◆ Your instructions ◆
Write out every record in full, exactly as written, please.

◆ Dataset extract ◆

--

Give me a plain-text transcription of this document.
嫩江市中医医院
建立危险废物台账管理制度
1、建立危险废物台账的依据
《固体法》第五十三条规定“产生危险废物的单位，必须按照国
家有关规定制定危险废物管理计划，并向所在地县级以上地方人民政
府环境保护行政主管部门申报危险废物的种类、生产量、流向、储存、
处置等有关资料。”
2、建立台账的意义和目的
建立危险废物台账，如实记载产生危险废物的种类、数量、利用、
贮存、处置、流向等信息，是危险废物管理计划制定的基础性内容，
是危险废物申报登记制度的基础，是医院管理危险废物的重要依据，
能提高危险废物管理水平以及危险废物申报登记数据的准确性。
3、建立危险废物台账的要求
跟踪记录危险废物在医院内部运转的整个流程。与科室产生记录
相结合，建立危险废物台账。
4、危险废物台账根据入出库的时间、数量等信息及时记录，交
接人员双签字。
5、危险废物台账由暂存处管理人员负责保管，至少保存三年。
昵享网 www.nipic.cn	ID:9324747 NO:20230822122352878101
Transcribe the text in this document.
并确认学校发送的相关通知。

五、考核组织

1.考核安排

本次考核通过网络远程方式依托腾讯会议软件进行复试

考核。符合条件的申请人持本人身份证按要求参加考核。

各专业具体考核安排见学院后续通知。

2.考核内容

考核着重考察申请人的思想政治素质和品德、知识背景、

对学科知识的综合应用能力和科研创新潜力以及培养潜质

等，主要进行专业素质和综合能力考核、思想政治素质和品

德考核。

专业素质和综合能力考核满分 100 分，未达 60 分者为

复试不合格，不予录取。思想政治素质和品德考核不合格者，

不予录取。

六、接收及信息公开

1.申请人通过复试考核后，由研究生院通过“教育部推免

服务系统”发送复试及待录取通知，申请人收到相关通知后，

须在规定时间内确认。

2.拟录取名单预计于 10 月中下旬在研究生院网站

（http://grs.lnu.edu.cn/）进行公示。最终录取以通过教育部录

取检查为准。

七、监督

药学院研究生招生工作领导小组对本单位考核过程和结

--

◆ The solution ◆
Give me a plain-text transcription of this document.
嫩江市中医医院
建立危险废物台账管理制度
1、建立危险废物台账的依据
《固体法》第五十三条规定“产生危险废物的单位，必须按照国
家有关规定制定危险废物管理计划，并向所在地县级以上地方人民政
府环境保护行政主管部门申报危险废物的种类、生产量、流向、储存、
处置等有关资料。”
2、建立台账的意义和目的
建立危险废物台账，如实记载产生危险废物的种类、数量、利用、
贮存、处置、流向等信息，是危险废物管理计划制定的基础性内容，
是危险废物申报登记制度的基础，是医院管理危险废物的重要依据，
能提高危险废物管理水平以及危险废物申报登记数据的准确性。
3、建立危险废物台账的要求
跟踪记录危险废物在医院内部运转的整个流程。与科室产生记录
相结合，建立危险废物台账。
4、危险废物台账根据入出库的时间、数量等信息及时记录，交
接人员双签字。
5、危险废物台账由暂存处管理人员负责保管，至少保存三年。
昵享网 www.nipic.cn	ID:9324747 NO:20230822122352878101
Transcribe the text in this document.
并确认学校发送的相关通知。

五、考核组织

1.考核安排

本次考核通过网络远程方式依托腾讯会议软件进行复试

考核。符合条件的申请人持本人身份证按要求参加考核。

各专业具体考核安排见学院后续通知。

2.考核内容

考核着重考察申请人的思想政治素质和品德、知识背景、

对学科知识的综合应用能力和科研创新潜力以及培养潜质

等，主要进行专业素质和综合能力考核、思想政治素质和品

德考核。

专业素质和综合能力考核满分 100 分，未达 60 分者为

复试不合格，不予录取。思想政治素质和品德考核不合格者，

不予录取。

六、接收及信息公开

1.申请人通过复试考核后，由研究生院通过“教育部推免

服务系统”发送复试及待录取通知，申请人收到相关通知后，

须在规定时间内确认。

2.拟录取名单预计于 10 月中下旬在研究生院网站

（http://grs.lnu.edu.cn/）进行公示。最终录取以通过教育部录

取检查为准。

七、监督

药学院研究生招生工作领导小组对本单位考核过程和结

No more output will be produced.